GIVEN PROBLEM:
Without including the pictures, copy out every line below.
= = = = =
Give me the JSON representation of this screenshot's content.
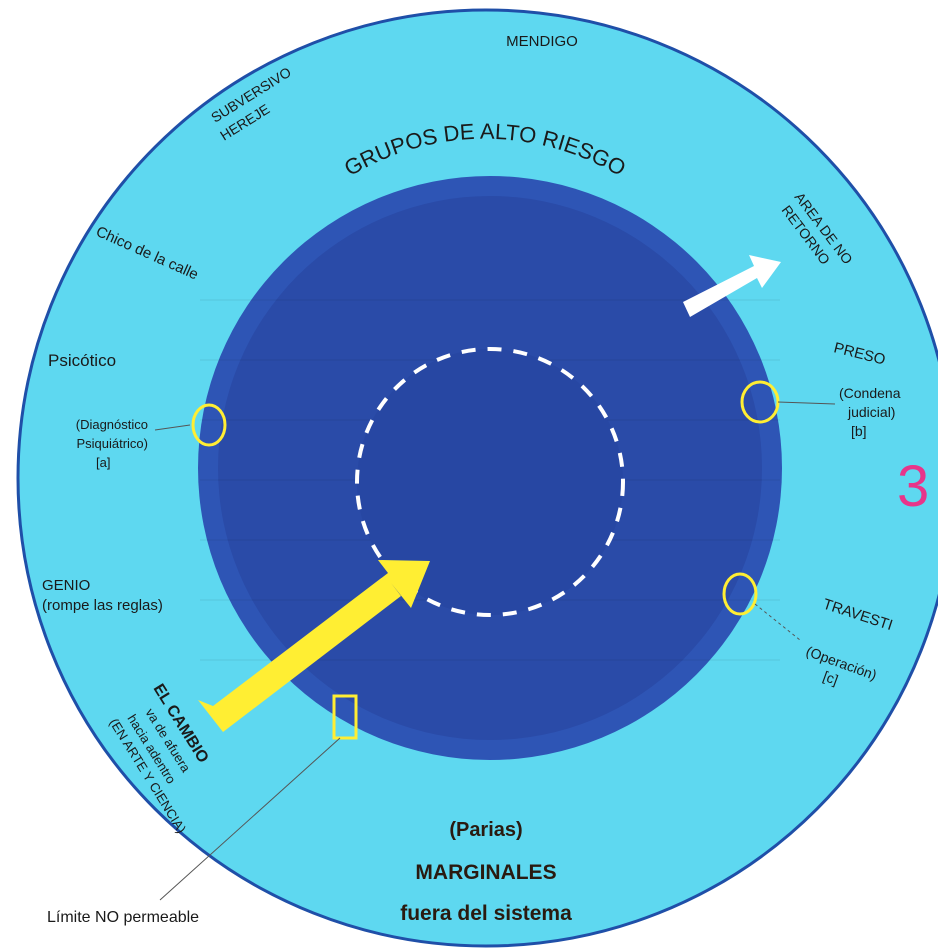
{
  "colors": {
    "outer_ring": "#5ed8f0",
    "outer_border": "#1f4fa8",
    "middle_disc": "#2e55b5",
    "inner_disc": "#2a4ba8",
    "core_disc": "#2747a3",
    "highlight_marker": "#ffee33",
    "change_arrow": "#ffee33",
    "return_arrow": "#ffffff",
    "dashed_limit": "#ffffff",
    "page_number": "#e8358a",
    "bottom_title": "#2a1a10"
  },
  "labels": {
    "mendigo": "MENDIGO",
    "subversivo": "SUBVERSIVO",
    "hereje": "HEREJE",
    "grupos_alto_riesgo": "GRUPOS DE ALTO RIESGO",
    "area_no_retorno_1": "AREA DE NO",
    "area_no_retorno_2": "RETORNO",
    "chico_calle": "Chico de la calle",
    "psicotico": "Psicótico",
    "diagnostico_1": "(Diagnóstico",
    "diagnostico_2": "Psiquiátrico)",
    "diagnostico_3": "[a]",
    "preso": "PRESO",
    "condena_1": "(Condena",
    "condena_2": "judicial)",
    "condena_3": "[b]",
    "page_number": "3",
    "genio_1": "GENIO",
    "genio_2": "(rompe las reglas)",
    "travesti": "TRAVESTI",
    "operacion_1": "(Operación)",
    "operacion_2": "[c]",
    "cambio_1": "EL CAMBIO",
    "cambio_2": "va de afuera",
    "cambio_3": "hacia adentro",
    "cambio_4": "(EN ARTE Y CIENCIA)",
    "limite": "Límite NO permeable",
    "parias": "(Parias)",
    "marginales": "MARGINALES",
    "fuera_sistema": "fuera del sistema"
  }
}
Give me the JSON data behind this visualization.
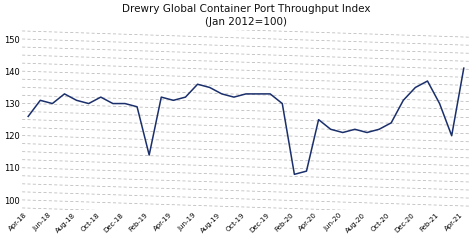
= = = = =
FINISHED EXERCISE:
Give me the JSON representation of this screenshot's content.
{
  "colors": {
    "outer_ring": "#5ed8f0",
    "outer_border": "#1f4fa8",
    "middle_disc": "#2e55b5",
    "inner_disc": "#2a4ba8",
    "core_disc": "#2747a3",
    "highlight_marker": "#ffee33",
    "change_arrow": "#ffee33",
    "return_arrow": "#ffffff",
    "dashed_limit": "#ffffff",
    "page_number": "#e8358a",
    "bottom_title": "#2a1a10"
  },
  "labels": {
    "mendigo": "MENDIGO",
    "subversivo": "SUBVERSIVO",
    "hereje": "HEREJE",
    "grupos_alto_riesgo": "GRUPOS DE ALTO RIESGO",
    "area_no_retorno_1": "AREA DE NO",
    "area_no_retorno_2": "RETORNO",
    "chico_calle": "Chico de la calle",
    "psicotico": "Psicótico",
    "diagnostico_1": "(Diagnóstico",
    "diagnostico_2": "Psiquiátrico)",
    "diagnostico_3": "[a]",
    "preso": "PRESO",
    "condena_1": "(Condena",
    "condena_2": "judicial)",
    "condena_3": "[b]",
    "page_number": "3",
    "genio_1": "GENIO",
    "genio_2": "(rompe las reglas)",
    "travesti": "TRAVESTI",
    "operacion_1": "(Operación)",
    "operacion_2": "[c]",
    "cambio_1": "EL CAMBIO",
    "cambio_2": "va de afuera",
    "cambio_3": "hacia adentro",
    "cambio_4": "(EN ARTE Y CIENCIA)",
    "limite": "Límite NO permeable",
    "parias": "(Parias)",
    "marginales": "MARGINALES",
    "fuera_sistema": "fuera del sistema"
  }
}
Give me the JSON data behind this visualization.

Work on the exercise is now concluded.